_WHAT TO WORK ON_:
In full and without alteration, repeat the material.

## begin LISTED RECORDS

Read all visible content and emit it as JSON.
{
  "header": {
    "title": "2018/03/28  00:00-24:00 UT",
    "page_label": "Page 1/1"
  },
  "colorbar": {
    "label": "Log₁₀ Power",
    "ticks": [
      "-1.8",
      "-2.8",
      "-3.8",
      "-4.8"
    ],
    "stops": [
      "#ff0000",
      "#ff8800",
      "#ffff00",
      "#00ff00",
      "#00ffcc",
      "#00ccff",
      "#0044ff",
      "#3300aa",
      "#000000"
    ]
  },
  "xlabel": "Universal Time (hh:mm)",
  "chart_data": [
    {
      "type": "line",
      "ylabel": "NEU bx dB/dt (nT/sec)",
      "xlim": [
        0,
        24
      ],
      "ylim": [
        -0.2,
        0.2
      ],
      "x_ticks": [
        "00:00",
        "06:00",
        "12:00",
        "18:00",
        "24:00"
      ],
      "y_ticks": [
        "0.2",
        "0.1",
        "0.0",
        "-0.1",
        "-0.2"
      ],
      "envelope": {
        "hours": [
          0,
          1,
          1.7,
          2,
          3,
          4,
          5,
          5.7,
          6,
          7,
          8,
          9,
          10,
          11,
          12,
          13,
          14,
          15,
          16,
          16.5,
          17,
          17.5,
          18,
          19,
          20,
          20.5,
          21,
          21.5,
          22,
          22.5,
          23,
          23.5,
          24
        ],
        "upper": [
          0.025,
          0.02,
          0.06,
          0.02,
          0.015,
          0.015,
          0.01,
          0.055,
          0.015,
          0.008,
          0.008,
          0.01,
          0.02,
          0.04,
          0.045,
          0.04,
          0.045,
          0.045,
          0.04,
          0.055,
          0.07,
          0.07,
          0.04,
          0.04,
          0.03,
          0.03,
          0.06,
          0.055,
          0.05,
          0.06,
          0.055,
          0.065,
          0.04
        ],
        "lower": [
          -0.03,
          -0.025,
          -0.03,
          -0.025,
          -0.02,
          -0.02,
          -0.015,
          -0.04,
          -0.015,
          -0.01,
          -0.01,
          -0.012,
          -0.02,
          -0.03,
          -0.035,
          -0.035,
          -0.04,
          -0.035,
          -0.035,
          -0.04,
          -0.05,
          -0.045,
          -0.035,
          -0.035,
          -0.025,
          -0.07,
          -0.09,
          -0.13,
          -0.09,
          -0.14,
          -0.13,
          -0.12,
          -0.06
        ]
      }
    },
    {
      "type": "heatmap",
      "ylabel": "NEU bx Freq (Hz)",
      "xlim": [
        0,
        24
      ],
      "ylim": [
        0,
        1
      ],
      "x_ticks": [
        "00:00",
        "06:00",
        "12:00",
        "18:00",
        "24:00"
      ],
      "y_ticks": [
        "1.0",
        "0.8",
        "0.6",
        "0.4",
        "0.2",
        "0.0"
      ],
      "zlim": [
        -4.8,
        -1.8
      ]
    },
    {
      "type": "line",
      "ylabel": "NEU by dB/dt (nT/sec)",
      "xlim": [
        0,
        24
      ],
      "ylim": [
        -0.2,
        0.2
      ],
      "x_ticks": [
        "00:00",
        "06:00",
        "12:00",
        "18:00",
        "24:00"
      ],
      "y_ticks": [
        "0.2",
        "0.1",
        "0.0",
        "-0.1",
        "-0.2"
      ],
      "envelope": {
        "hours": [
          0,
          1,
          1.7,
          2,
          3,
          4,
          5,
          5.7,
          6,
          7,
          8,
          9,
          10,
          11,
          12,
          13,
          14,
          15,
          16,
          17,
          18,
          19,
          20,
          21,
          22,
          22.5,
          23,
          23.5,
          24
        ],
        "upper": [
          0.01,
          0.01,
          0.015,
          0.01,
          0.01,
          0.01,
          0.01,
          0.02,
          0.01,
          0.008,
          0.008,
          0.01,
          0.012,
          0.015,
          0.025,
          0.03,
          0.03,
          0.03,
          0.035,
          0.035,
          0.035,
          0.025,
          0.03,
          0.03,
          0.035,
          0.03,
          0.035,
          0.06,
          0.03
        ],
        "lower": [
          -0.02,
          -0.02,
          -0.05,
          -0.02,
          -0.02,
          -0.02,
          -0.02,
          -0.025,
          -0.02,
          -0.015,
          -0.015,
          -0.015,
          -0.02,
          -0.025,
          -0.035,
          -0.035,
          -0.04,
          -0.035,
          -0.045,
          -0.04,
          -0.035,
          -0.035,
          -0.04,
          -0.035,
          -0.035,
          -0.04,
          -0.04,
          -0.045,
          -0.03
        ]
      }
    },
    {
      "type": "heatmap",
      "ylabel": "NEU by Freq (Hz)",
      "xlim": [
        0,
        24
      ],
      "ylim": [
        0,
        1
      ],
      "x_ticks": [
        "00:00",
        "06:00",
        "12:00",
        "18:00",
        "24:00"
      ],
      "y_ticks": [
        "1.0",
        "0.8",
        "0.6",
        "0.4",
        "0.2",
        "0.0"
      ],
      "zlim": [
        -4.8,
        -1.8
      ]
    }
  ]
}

## end LISTED RECORDS

_EXERCISE ANSWER_:
Read all visible content and emit it as JSON.
{
  "header": {
    "title": "2018/03/28  00:00-24:00 UT",
    "page_label": "Page 1/1"
  },
  "colorbar": {
    "label": "Log₁₀ Power",
    "ticks": [
      "-1.8",
      "-2.8",
      "-3.8",
      "-4.8"
    ],
    "stops": [
      "#ff0000",
      "#ff8800",
      "#ffff00",
      "#00ff00",
      "#00ffcc",
      "#00ccff",
      "#0044ff",
      "#3300aa",
      "#000000"
    ]
  },
  "xlabel": "Universal Time (hh:mm)",
  "chart_data": [
    {
      "type": "line",
      "ylabel": "NEU bx dB/dt (nT/sec)",
      "xlim": [
        0,
        24
      ],
      "ylim": [
        -0.2,
        0.2
      ],
      "x_ticks": [
        "00:00",
        "06:00",
        "12:00",
        "18:00",
        "24:00"
      ],
      "y_ticks": [
        "0.2",
        "0.1",
        "0.0",
        "-0.1",
        "-0.2"
      ],
      "envelope": {
        "hours": [
          0,
          1,
          1.7,
          2,
          3,
          4,
          5,
          5.7,
          6,
          7,
          8,
          9,
          10,
          11,
          12,
          13,
          14,
          15,
          16,
          16.5,
          17,
          17.5,
          18,
          19,
          20,
          20.5,
          21,
          21.5,
          22,
          22.5,
          23,
          23.5,
          24
        ],
        "upper": [
          0.025,
          0.02,
          0.06,
          0.02,
          0.015,
          0.015,
          0.01,
          0.055,
          0.015,
          0.008,
          0.008,
          0.01,
          0.02,
          0.04,
          0.045,
          0.04,
          0.045,
          0.045,
          0.04,
          0.055,
          0.07,
          0.07,
          0.04,
          0.04,
          0.03,
          0.03,
          0.06,
          0.055,
          0.05,
          0.06,
          0.055,
          0.065,
          0.04
        ],
        "lower": [
          -0.03,
          -0.025,
          -0.03,
          -0.025,
          -0.02,
          -0.02,
          -0.015,
          -0.04,
          -0.015,
          -0.01,
          -0.01,
          -0.012,
          -0.02,
          -0.03,
          -0.035,
          -0.035,
          -0.04,
          -0.035,
          -0.035,
          -0.04,
          -0.05,
          -0.045,
          -0.035,
          -0.035,
          -0.025,
          -0.07,
          -0.09,
          -0.13,
          -0.09,
          -0.14,
          -0.13,
          -0.12,
          -0.06
        ]
      }
    },
    {
      "type": "heatmap",
      "ylabel": "NEU bx Freq (Hz)",
      "xlim": [
        0,
        24
      ],
      "ylim": [
        0,
        1
      ],
      "x_ticks": [
        "00:00",
        "06:00",
        "12:00",
        "18:00",
        "24:00"
      ],
      "y_ticks": [
        "1.0",
        "0.8",
        "0.6",
        "0.4",
        "0.2",
        "0.0"
      ],
      "zlim": [
        -4.8,
        -1.8
      ]
    },
    {
      "type": "line",
      "ylabel": "NEU by dB/dt (nT/sec)",
      "xlim": [
        0,
        24
      ],
      "ylim": [
        -0.2,
        0.2
      ],
      "x_ticks": [
        "00:00",
        "06:00",
        "12:00",
        "18:00",
        "24:00"
      ],
      "y_ticks": [
        "0.2",
        "0.1",
        "0.0",
        "-0.1",
        "-0.2"
      ],
      "envelope": {
        "hours": [
          0,
          1,
          1.7,
          2,
          3,
          4,
          5,
          5.7,
          6,
          7,
          8,
          9,
          10,
          11,
          12,
          13,
          14,
          15,
          16,
          17,
          18,
          19,
          20,
          21,
          22,
          22.5,
          23,
          23.5,
          24
        ],
        "upper": [
          0.01,
          0.01,
          0.015,
          0.01,
          0.01,
          0.01,
          0.01,
          0.02,
          0.01,
          0.008,
          0.008,
          0.01,
          0.012,
          0.015,
          0.025,
          0.03,
          0.03,
          0.03,
          0.035,
          0.035,
          0.035,
          0.025,
          0.03,
          0.03,
          0.035,
          0.03,
          0.035,
          0.06,
          0.03
        ],
        "lower": [
          -0.02,
          -0.02,
          -0.05,
          -0.02,
          -0.02,
          -0.02,
          -0.02,
          -0.025,
          -0.02,
          -0.015,
          -0.015,
          -0.015,
          -0.02,
          -0.025,
          -0.035,
          -0.035,
          -0.04,
          -0.035,
          -0.045,
          -0.04,
          -0.035,
          -0.035,
          -0.04,
          -0.035,
          -0.035,
          -0.04,
          -0.04,
          -0.045,
          -0.03
        ]
      }
    },
    {
      "type": "heatmap",
      "ylabel": "NEU by Freq (Hz)",
      "xlim": [
        0,
        24
      ],
      "ylim": [
        0,
        1
      ],
      "x_ticks": [
        "00:00",
        "06:00",
        "12:00",
        "18:00",
        "24:00"
      ],
      "y_ticks": [
        "1.0",
        "0.8",
        "0.6",
        "0.4",
        "0.2",
        "0.0"
      ],
      "zlim": [
        -4.8,
        -1.8
      ]
    }
  ]
}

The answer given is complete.